Task: Please write out the material below exactly as given.

Data lines:
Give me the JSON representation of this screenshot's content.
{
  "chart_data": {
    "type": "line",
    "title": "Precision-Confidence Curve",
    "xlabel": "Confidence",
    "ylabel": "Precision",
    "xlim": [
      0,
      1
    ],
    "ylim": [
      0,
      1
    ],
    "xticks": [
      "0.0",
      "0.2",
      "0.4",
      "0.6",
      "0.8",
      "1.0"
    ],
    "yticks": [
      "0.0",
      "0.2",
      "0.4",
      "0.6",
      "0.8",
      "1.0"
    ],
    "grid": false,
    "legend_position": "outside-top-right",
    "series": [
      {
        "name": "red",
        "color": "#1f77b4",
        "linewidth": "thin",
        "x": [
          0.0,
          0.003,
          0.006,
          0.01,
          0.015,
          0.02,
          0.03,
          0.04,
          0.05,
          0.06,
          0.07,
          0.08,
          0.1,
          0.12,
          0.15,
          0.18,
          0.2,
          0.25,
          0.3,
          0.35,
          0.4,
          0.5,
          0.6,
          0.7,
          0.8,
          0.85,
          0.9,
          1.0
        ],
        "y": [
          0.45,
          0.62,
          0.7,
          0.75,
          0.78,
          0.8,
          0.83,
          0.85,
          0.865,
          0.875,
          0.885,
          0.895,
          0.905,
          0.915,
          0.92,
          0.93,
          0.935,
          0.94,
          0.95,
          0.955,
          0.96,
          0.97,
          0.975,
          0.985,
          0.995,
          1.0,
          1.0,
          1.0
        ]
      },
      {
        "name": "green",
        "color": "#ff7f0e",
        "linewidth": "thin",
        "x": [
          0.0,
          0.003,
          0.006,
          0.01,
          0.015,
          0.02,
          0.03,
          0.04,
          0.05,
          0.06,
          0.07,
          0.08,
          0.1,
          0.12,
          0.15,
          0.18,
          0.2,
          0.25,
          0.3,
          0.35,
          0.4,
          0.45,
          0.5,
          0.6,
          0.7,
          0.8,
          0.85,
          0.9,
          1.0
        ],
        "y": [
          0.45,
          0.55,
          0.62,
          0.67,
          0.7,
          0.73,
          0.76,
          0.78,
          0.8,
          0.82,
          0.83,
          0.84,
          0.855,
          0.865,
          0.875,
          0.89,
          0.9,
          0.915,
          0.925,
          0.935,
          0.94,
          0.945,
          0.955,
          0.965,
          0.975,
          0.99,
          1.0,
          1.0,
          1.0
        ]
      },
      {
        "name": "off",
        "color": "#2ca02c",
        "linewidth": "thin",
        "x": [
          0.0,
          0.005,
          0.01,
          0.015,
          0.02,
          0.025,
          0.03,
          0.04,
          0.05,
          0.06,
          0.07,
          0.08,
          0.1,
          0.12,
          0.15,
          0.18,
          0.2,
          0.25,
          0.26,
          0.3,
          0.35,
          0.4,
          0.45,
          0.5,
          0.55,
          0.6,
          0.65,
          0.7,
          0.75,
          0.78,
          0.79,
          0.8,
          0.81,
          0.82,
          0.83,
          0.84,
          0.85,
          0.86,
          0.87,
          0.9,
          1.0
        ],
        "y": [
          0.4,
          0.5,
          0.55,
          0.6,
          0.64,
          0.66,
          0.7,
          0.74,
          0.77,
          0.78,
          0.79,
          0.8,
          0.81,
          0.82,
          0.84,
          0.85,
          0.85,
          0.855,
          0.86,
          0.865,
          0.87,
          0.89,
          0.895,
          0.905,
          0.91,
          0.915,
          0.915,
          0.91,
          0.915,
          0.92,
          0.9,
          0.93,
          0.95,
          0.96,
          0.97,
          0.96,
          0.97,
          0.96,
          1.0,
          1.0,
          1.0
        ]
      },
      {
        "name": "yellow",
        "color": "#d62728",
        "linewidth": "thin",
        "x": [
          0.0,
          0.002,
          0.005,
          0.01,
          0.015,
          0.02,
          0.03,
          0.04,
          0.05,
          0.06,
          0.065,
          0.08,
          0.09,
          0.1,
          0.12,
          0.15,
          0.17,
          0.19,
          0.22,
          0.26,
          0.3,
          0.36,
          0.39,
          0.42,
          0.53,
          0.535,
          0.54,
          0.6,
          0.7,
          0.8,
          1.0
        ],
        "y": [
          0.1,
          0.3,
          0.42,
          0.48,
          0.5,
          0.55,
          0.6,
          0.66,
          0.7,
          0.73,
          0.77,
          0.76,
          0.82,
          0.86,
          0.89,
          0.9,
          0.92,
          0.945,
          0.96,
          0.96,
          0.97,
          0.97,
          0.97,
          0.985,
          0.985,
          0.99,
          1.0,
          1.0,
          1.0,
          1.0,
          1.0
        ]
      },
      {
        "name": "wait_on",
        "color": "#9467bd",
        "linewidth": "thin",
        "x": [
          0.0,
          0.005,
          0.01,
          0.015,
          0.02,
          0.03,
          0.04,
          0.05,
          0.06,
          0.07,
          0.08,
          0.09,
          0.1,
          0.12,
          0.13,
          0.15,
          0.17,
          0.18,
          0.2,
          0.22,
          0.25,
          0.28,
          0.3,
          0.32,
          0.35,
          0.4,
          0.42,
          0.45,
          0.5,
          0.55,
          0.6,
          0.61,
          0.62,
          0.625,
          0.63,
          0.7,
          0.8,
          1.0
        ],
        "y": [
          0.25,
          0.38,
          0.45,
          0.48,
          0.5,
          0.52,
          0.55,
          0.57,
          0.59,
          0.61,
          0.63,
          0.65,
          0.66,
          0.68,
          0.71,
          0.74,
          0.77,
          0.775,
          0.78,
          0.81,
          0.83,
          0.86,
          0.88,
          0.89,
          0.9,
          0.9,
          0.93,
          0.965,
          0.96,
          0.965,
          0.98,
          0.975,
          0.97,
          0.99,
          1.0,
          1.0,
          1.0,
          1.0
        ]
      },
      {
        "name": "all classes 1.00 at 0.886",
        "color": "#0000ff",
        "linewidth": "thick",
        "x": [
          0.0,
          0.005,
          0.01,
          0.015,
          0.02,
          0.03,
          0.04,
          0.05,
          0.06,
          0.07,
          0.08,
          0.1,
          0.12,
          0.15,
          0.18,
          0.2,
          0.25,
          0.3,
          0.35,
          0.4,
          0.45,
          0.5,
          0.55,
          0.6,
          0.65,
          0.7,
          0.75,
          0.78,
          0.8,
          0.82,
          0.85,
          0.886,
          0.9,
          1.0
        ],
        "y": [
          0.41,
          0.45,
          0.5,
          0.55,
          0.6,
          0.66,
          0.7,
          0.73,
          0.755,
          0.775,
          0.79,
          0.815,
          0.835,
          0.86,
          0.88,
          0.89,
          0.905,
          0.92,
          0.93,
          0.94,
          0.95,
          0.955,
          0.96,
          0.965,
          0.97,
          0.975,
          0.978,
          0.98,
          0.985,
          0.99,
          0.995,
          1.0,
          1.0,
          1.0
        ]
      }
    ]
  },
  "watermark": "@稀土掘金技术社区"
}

Solution to the problem:
Give me the JSON representation of this screenshot's content.
{
  "chart_data": {
    "type": "line",
    "title": "Precision-Confidence Curve",
    "xlabel": "Confidence",
    "ylabel": "Precision",
    "xlim": [
      0,
      1
    ],
    "ylim": [
      0,
      1
    ],
    "xticks": [
      "0.0",
      "0.2",
      "0.4",
      "0.6",
      "0.8",
      "1.0"
    ],
    "yticks": [
      "0.0",
      "0.2",
      "0.4",
      "0.6",
      "0.8",
      "1.0"
    ],
    "grid": false,
    "legend_position": "outside-top-right",
    "series": [
      {
        "name": "red",
        "color": "#1f77b4",
        "linewidth": "thin",
        "x": [
          0.0,
          0.003,
          0.006,
          0.01,
          0.015,
          0.02,
          0.03,
          0.04,
          0.05,
          0.06,
          0.07,
          0.08,
          0.1,
          0.12,
          0.15,
          0.18,
          0.2,
          0.25,
          0.3,
          0.35,
          0.4,
          0.5,
          0.6,
          0.7,
          0.8,
          0.85,
          0.9,
          1.0
        ],
        "y": [
          0.45,
          0.62,
          0.7,
          0.75,
          0.78,
          0.8,
          0.83,
          0.85,
          0.865,
          0.875,
          0.885,
          0.895,
          0.905,
          0.915,
          0.92,
          0.93,
          0.935,
          0.94,
          0.95,
          0.955,
          0.96,
          0.97,
          0.975,
          0.985,
          0.995,
          1.0,
          1.0,
          1.0
        ]
      },
      {
        "name": "green",
        "color": "#ff7f0e",
        "linewidth": "thin",
        "x": [
          0.0,
          0.003,
          0.006,
          0.01,
          0.015,
          0.02,
          0.03,
          0.04,
          0.05,
          0.06,
          0.07,
          0.08,
          0.1,
          0.12,
          0.15,
          0.18,
          0.2,
          0.25,
          0.3,
          0.35,
          0.4,
          0.45,
          0.5,
          0.6,
          0.7,
          0.8,
          0.85,
          0.9,
          1.0
        ],
        "y": [
          0.45,
          0.55,
          0.62,
          0.67,
          0.7,
          0.73,
          0.76,
          0.78,
          0.8,
          0.82,
          0.83,
          0.84,
          0.855,
          0.865,
          0.875,
          0.89,
          0.9,
          0.915,
          0.925,
          0.935,
          0.94,
          0.945,
          0.955,
          0.965,
          0.975,
          0.99,
          1.0,
          1.0,
          1.0
        ]
      },
      {
        "name": "off",
        "color": "#2ca02c",
        "linewidth": "thin",
        "x": [
          0.0,
          0.005,
          0.01,
          0.015,
          0.02,
          0.025,
          0.03,
          0.04,
          0.05,
          0.06,
          0.07,
          0.08,
          0.1,
          0.12,
          0.15,
          0.18,
          0.2,
          0.25,
          0.26,
          0.3,
          0.35,
          0.4,
          0.45,
          0.5,
          0.55,
          0.6,
          0.65,
          0.7,
          0.75,
          0.78,
          0.79,
          0.8,
          0.81,
          0.82,
          0.83,
          0.84,
          0.85,
          0.86,
          0.87,
          0.9,
          1.0
        ],
        "y": [
          0.4,
          0.5,
          0.55,
          0.6,
          0.64,
          0.66,
          0.7,
          0.74,
          0.77,
          0.78,
          0.79,
          0.8,
          0.81,
          0.82,
          0.84,
          0.85,
          0.85,
          0.855,
          0.86,
          0.865,
          0.87,
          0.89,
          0.895,
          0.905,
          0.91,
          0.915,
          0.915,
          0.91,
          0.915,
          0.92,
          0.9,
          0.93,
          0.95,
          0.96,
          0.97,
          0.96,
          0.97,
          0.96,
          1.0,
          1.0,
          1.0
        ]
      },
      {
        "name": "yellow",
        "color": "#d62728",
        "linewidth": "thin",
        "x": [
          0.0,
          0.002,
          0.005,
          0.01,
          0.015,
          0.02,
          0.03,
          0.04,
          0.05,
          0.06,
          0.065,
          0.08,
          0.09,
          0.1,
          0.12,
          0.15,
          0.17,
          0.19,
          0.22,
          0.26,
          0.3,
          0.36,
          0.39,
          0.42,
          0.53,
          0.535,
          0.54,
          0.6,
          0.7,
          0.8,
          1.0
        ],
        "y": [
          0.1,
          0.3,
          0.42,
          0.48,
          0.5,
          0.55,
          0.6,
          0.66,
          0.7,
          0.73,
          0.77,
          0.76,
          0.82,
          0.86,
          0.89,
          0.9,
          0.92,
          0.945,
          0.96,
          0.96,
          0.97,
          0.97,
          0.97,
          0.985,
          0.985,
          0.99,
          1.0,
          1.0,
          1.0,
          1.0,
          1.0
        ]
      },
      {
        "name": "wait_on",
        "color": "#9467bd",
        "linewidth": "thin",
        "x": [
          0.0,
          0.005,
          0.01,
          0.015,
          0.02,
          0.03,
          0.04,
          0.05,
          0.06,
          0.07,
          0.08,
          0.09,
          0.1,
          0.12,
          0.13,
          0.15,
          0.17,
          0.18,
          0.2,
          0.22,
          0.25,
          0.28,
          0.3,
          0.32,
          0.35,
          0.4,
          0.42,
          0.45,
          0.5,
          0.55,
          0.6,
          0.61,
          0.62,
          0.625,
          0.63,
          0.7,
          0.8,
          1.0
        ],
        "y": [
          0.25,
          0.38,
          0.45,
          0.48,
          0.5,
          0.52,
          0.55,
          0.57,
          0.59,
          0.61,
          0.63,
          0.65,
          0.66,
          0.68,
          0.71,
          0.74,
          0.77,
          0.775,
          0.78,
          0.81,
          0.83,
          0.86,
          0.88,
          0.89,
          0.9,
          0.9,
          0.93,
          0.965,
          0.96,
          0.965,
          0.98,
          0.975,
          0.97,
          0.99,
          1.0,
          1.0,
          1.0,
          1.0
        ]
      },
      {
        "name": "all classes 1.00 at 0.886",
        "color": "#0000ff",
        "linewidth": "thick",
        "x": [
          0.0,
          0.005,
          0.01,
          0.015,
          0.02,
          0.03,
          0.04,
          0.05,
          0.06,
          0.07,
          0.08,
          0.1,
          0.12,
          0.15,
          0.18,
          0.2,
          0.25,
          0.3,
          0.35,
          0.4,
          0.45,
          0.5,
          0.55,
          0.6,
          0.65,
          0.7,
          0.75,
          0.78,
          0.8,
          0.82,
          0.85,
          0.886,
          0.9,
          1.0
        ],
        "y": [
          0.41,
          0.45,
          0.5,
          0.55,
          0.6,
          0.66,
          0.7,
          0.73,
          0.755,
          0.775,
          0.79,
          0.815,
          0.835,
          0.86,
          0.88,
          0.89,
          0.905,
          0.92,
          0.93,
          0.94,
          0.95,
          0.955,
          0.96,
          0.965,
          0.97,
          0.975,
          0.978,
          0.98,
          0.985,
          0.99,
          0.995,
          1.0,
          1.0,
          1.0
        ]
      }
    ]
  },
  "watermark": "@稀土掘金技术社区"
}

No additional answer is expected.